-- Aim of the task --
From the data that follows, copy every line holding the string "Estate".

(Data entries)

--- Begin ---

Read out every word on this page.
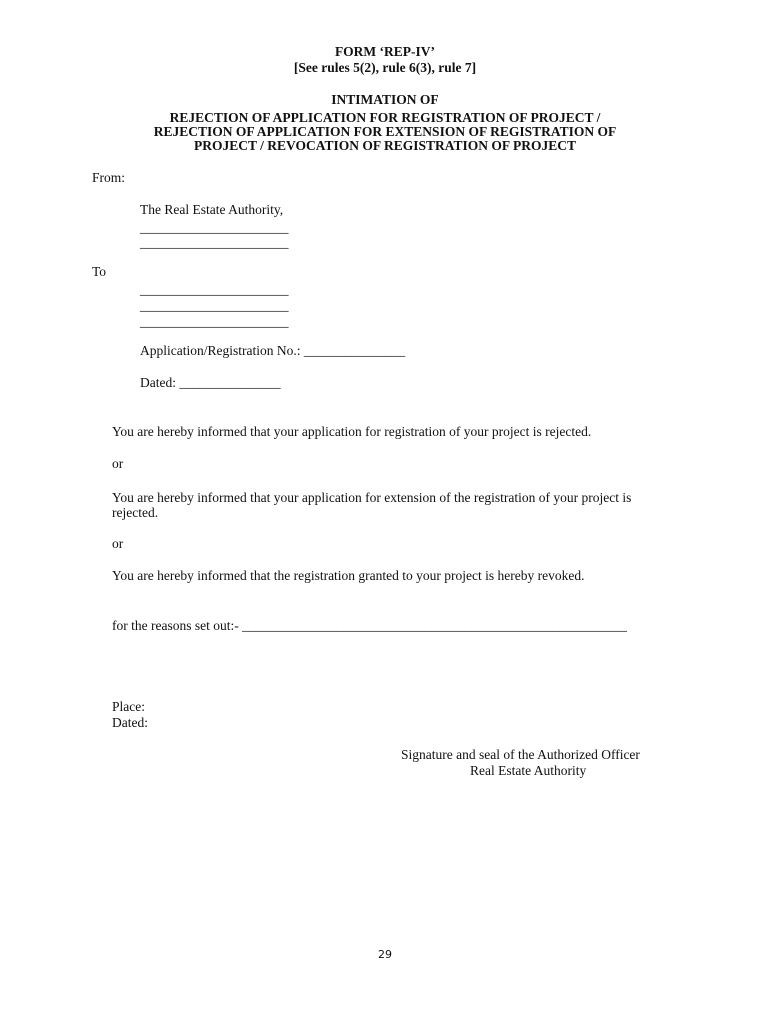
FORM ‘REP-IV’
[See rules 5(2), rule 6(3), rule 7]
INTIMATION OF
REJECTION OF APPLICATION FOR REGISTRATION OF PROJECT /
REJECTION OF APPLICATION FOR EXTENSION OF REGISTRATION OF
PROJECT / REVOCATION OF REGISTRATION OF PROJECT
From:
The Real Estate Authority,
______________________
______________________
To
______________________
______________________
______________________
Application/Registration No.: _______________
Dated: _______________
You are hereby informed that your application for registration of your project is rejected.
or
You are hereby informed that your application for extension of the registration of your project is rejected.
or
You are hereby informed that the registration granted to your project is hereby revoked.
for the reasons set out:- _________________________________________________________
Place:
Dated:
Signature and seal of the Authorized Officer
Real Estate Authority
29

--- End ---

-- Output below --
The Real Estate Authority,
Real Estate Authority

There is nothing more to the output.